Instructions to follow ->
Copy each line in the data that includes the word "Награды".
—————
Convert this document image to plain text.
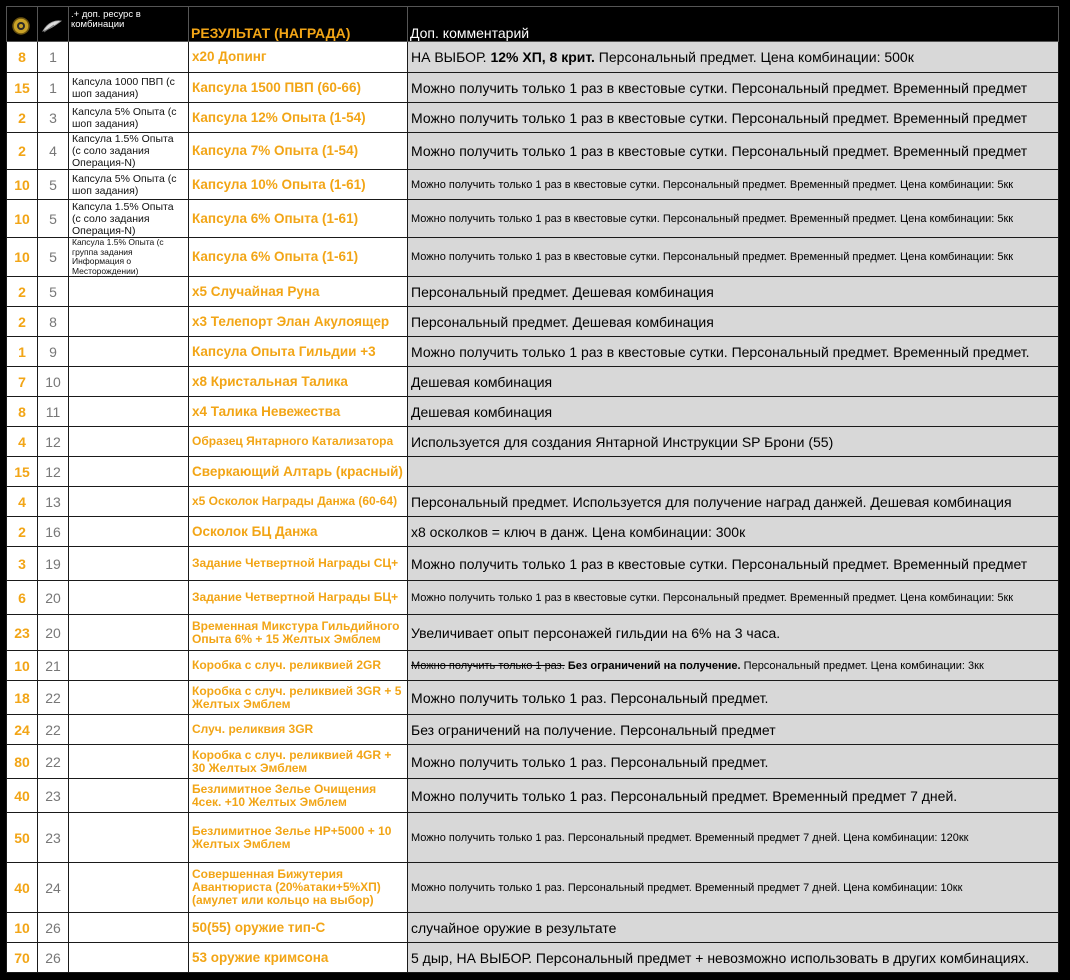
		.+ доп. ресурс в комбинации	РЕЗУЛЬТАТ (НАГРАДА)	Доп. комментарий
8	1		х20 Допинг	НА ВЫБОР. 12% ХП, 8 крит. Персональный предмет. Цена комбинации: 500к
15	1	Капсула 1000 ПВП (с шоп задания)	Капсула 1500 ПВП (60-66)	Можно получить только 1 раз в квестовые сутки. Персональный предмет. Временный предмет
2	3	Капсула 5% Опыта (с шоп задания)	Капсула 12% Опыта (1-54)	Можно получить только 1 раз в квестовые сутки. Персональный предмет. Временный предмет
2	4	Капсула 1.5% Опыта (с соло задания Операция-N)	Капсула 7% Опыта (1-54)	Можно получить только 1 раз в квестовые сутки. Персональный предмет. Временный предмет
10	5	Капсула 5% Опыта (с шоп задания)	Капсула 10% Опыта (1-61)	Можно получить только 1 раз в квестовые сутки. Персональный предмет. Временный предмет. Цена комбинации: 5кк
10	5	Капсула 1.5% Опыта (с соло задания Операция-N)	Капсула 6% Опыта (1-61)	Можно получить только 1 раз в квестовые сутки. Персональный предмет. Временный предмет. Цена комбинации: 5кк
10	5	Капсула 1.5% Опыта (с группа задания Информация о Месторождении)	Капсула 6% Опыта (1-61)	Можно получить только 1 раз в квестовые сутки. Персональный предмет. Временный предмет. Цена комбинации: 5кк
2	5		х5 Случайная Руна	Персональный предмет. Дешевая комбинация
2	8		х3 Телепорт Элан Акулоящер	Персональный предмет. Дешевая комбинация
1	9		Капсула Опыта Гильдии +3	Можно получить только 1 раз в квестовые сутки. Персональный предмет. Временный предмет.
7	10		х8 Кристальная Талика	Дешевая комбинация
8	11		х4 Талика Невежества	Дешевая комбинация
4	12		Образец Янтарного Катализатора	Используется для создания Янтарной Инструкции SP Брони (55)
15	12		Сверкающий Алтарь (красный)	
4	13		х5 Осколок Награды Данжа (60-64)	Персональный предмет. Используется для получение наград данжей. Дешевая комбинация
2	16		Осколок БЦ Данжа	х8 осколков = ключ в данж. Цена комбинации: 300к
3	19		Задание Четвертной Награды СЦ+	Можно получить только 1 раз в квестовые сутки. Персональный предмет. Временный предмет
6	20		Задание Четвертной Награды БЦ+	Можно получить только 1 раз в квестовые сутки. Персональный предмет. Временный предмет. Цена комбинации: 5кк
23	20		Временная Микстура Гильдийного Опыта 6% + 15 Желтых Эмблем	Увеличивает опыт персонажей гильдии на 6% на 3 часа.
10	21		Коробка с случ. реликвией 2GR	Можно получить только 1 раз. Без ограничений на получение. Персональный предмет. Цена комбинации: 3кк
18	22		Коробка с случ. реликвией 3GR + 5 Желтых Эмблем	Можно получить только 1 раз. Персональный предмет.
24	22		Случ. реликвия 3GR	Без ограничений на получение. Персональный предмет
80	22		Коробка с случ. реликвией 4GR + 30 Желтых Эмблем	Можно получить только 1 раз. Персональный предмет.
40	23		Безлимитное Зелье Очищения 4сек. +10 Желтых Эмблем	Можно получить только 1 раз. Персональный предмет. Временный предмет 7 дней.
50	23		Безлимитное Зелье НР+5000 + 10 Желтых Эмблем	Можно получить только 1 раз. Персональный предмет. Временный предмет 7 дней. Цена комбинации: 120кк
40	24		Совершенная Бижутерия Авантюриста (20%атаки+5%ХП)(амулет или кольцо на выбор)	Можно получить только 1 раз. Персональный предмет. Временный предмет 7 дней. Цена комбинации: 10кк
10	26		50(55) оружие тип-С	случайное оружие в результате
70	26		53 оружие кримсона	5 дыр, НА ВЫБОР. Персональный предмет + невозможно использовать в других комбинациях.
—————
Result of the exercise ->
4	13		х5 Осколок Награды Данжа (60-64)	Персональный предмет. Используется для получение наград данжей. Дешевая комбинация
3	19		Задание Четвертной Награды СЦ+	Можно получить только 1 раз в квестовые сутки. Персональный предмет. Временный предмет
6	20		Задание Четвертной Награды БЦ+	Можно получить только 1 раз в квестовые сутки. Персональный предмет. Временный предмет. Цена комбинации: 5кк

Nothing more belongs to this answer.